Copy the records below line for line, without changing anything, and leave out the pictures.

[Working data]
——

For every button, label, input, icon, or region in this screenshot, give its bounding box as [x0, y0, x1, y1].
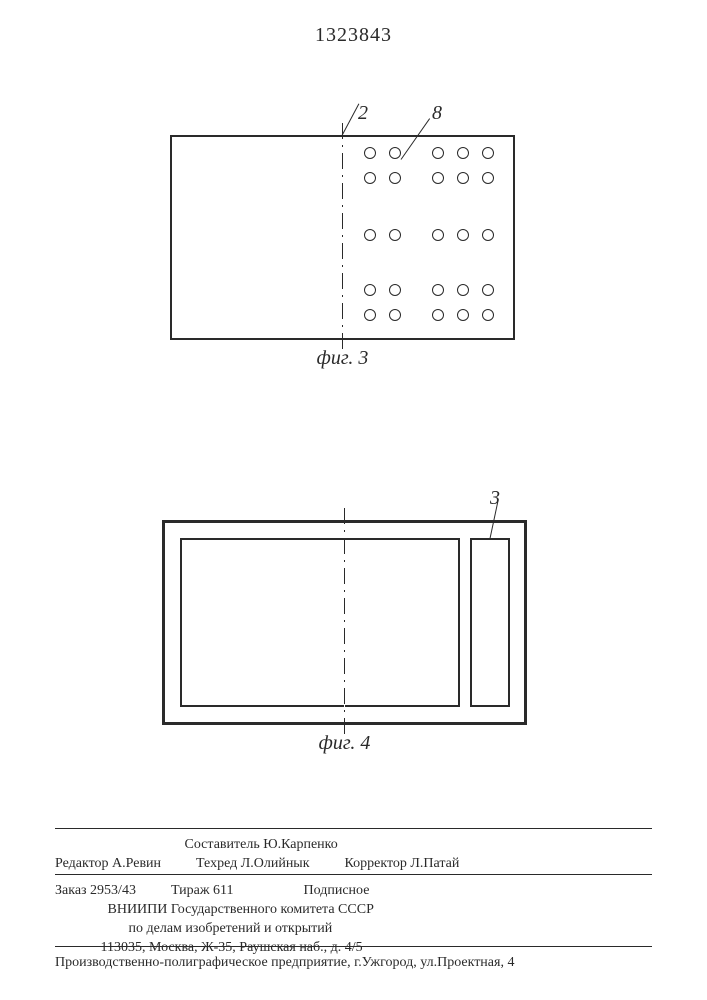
fig4-inner-left-rect: [180, 538, 460, 707]
footer-line-7: Производственно-полиграфическое предприя…: [55, 954, 652, 973]
hole-icon: [482, 172, 494, 184]
hole-icon: [389, 147, 401, 159]
callout-3: 3: [490, 487, 500, 510]
fig4-inner-right-rect: [470, 538, 510, 707]
hole-icon: [482, 284, 494, 296]
hole-icon: [364, 309, 376, 321]
footer-rule-1: [55, 828, 652, 829]
hole-icon: [364, 172, 376, 184]
hole-icon: [389, 229, 401, 241]
hole-icon: [432, 229, 444, 241]
footer-rule-2: [55, 874, 652, 875]
hole-icon: [364, 229, 376, 241]
footer-line-5: по делам изобретений и открытий: [55, 920, 652, 939]
hole-icon: [389, 309, 401, 321]
footer-line-4: ВНИИПИ Государственного комитета СССР: [55, 901, 652, 920]
page: 1323843 2 8 фиг. 3 3 фиг. 4: [0, 0, 707, 1000]
hole-icon: [432, 172, 444, 184]
fig4-centerline: [344, 508, 345, 740]
patent-number: 1323843: [0, 24, 707, 47]
hole-icon: [482, 309, 494, 321]
fig3-centerline: [342, 123, 343, 355]
callout-8: 8: [432, 102, 442, 125]
hole-icon: [457, 147, 469, 159]
fig4-caption: фиг. 4: [162, 732, 527, 755]
hole-icon: [457, 229, 469, 241]
hole-icon: [457, 284, 469, 296]
hole-icon: [457, 172, 469, 184]
footer-line-2: Редактор А.Ревин Техред Л.Олийнык Коррек…: [55, 855, 652, 874]
hole-icon: [432, 284, 444, 296]
hole-icon: [432, 309, 444, 321]
figure-4: 3 фиг. 4: [162, 520, 527, 735]
hole-icon: [364, 284, 376, 296]
footer-rule-3: [55, 946, 652, 947]
footer-line-1: Составитель Ю.Карпенко: [55, 836, 652, 855]
leader-2: [342, 103, 360, 135]
hole-icon: [389, 284, 401, 296]
figure-3: 2 8 фиг. 3: [170, 135, 515, 355]
hole-icon: [457, 309, 469, 321]
footer-block-1: Составитель Ю.Карпенко Редактор А.Ревин …: [55, 836, 652, 874]
fig3-caption: фиг. 3: [170, 347, 515, 370]
footer-block-3: Производственно-полиграфическое предприя…: [55, 954, 652, 973]
hole-icon: [482, 147, 494, 159]
hole-icon: [432, 147, 444, 159]
hole-icon: [482, 229, 494, 241]
footer-line-3: Заказ 2953/43 Тираж 611 Подписное: [55, 882, 652, 901]
callout-2: 2: [358, 102, 368, 125]
hole-icon: [389, 172, 401, 184]
hole-icon: [364, 147, 376, 159]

——

[Result]
For every button, label, input, icon, or region in this screenshot, give its bounding box as [x0, y0, x1, y1].
fig4-inner-left-rect: [180, 538, 460, 707]
footer-line-7: Производственно-полиграфическое предприя…: [55, 954, 652, 973]
hole-icon: [482, 172, 494, 184]
hole-icon: [389, 147, 401, 159]
callout-3: 3: [490, 487, 500, 510]
fig4-inner-right-rect: [470, 538, 510, 707]
hole-icon: [482, 284, 494, 296]
hole-icon: [364, 309, 376, 321]
footer-rule-1: [55, 828, 652, 829]
hole-icon: [364, 172, 376, 184]
hole-icon: [389, 229, 401, 241]
hole-icon: [432, 229, 444, 241]
footer-rule-2: [55, 874, 652, 875]
hole-icon: [364, 229, 376, 241]
footer-line-5: по делам изобретений и открытий: [55, 920, 652, 939]
hole-icon: [389, 309, 401, 321]
footer-line-4: ВНИИПИ Государственного комитета СССР: [55, 901, 652, 920]
page: 1323843 2 8 фиг. 3 3 фиг. 4: [0, 0, 707, 1000]
hole-icon: [432, 172, 444, 184]
fig4-centerline: [344, 508, 345, 740]
patent-number: 1323843: [0, 24, 707, 47]
hole-icon: [482, 309, 494, 321]
fig3-centerline: [342, 123, 343, 355]
callout-8: 8: [432, 102, 442, 125]
hole-icon: [457, 147, 469, 159]
fig4-caption: фиг. 4: [162, 732, 527, 755]
hole-icon: [457, 229, 469, 241]
hole-icon: [457, 284, 469, 296]
hole-icon: [457, 172, 469, 184]
footer-line-2: Редактор А.Ревин Техред Л.Олийнык Коррек…: [55, 855, 652, 874]
hole-icon: [432, 284, 444, 296]
hole-icon: [432, 309, 444, 321]
figure-4: 3 фиг. 4: [162, 520, 527, 735]
hole-icon: [364, 284, 376, 296]
footer-rule-3: [55, 946, 652, 947]
footer-line-1: Составитель Ю.Карпенко: [55, 836, 652, 855]
leader-2: [342, 103, 360, 135]
hole-icon: [389, 284, 401, 296]
figure-3: 2 8 фиг. 3: [170, 135, 515, 355]
hole-icon: [457, 309, 469, 321]
footer-block-1: Составитель Ю.Карпенко Редактор А.Ревин …: [55, 836, 652, 874]
fig3-caption: фиг. 3: [170, 347, 515, 370]
footer-block-3: Производственно-полиграфическое предприя…: [55, 954, 652, 973]
hole-icon: [482, 147, 494, 159]
hole-icon: [432, 147, 444, 159]
hole-icon: [482, 229, 494, 241]
footer-line-3: Заказ 2953/43 Тираж 611 Подписное: [55, 882, 652, 901]
callout-2: 2: [358, 102, 368, 125]
hole-icon: [389, 172, 401, 184]
hole-icon: [364, 147, 376, 159]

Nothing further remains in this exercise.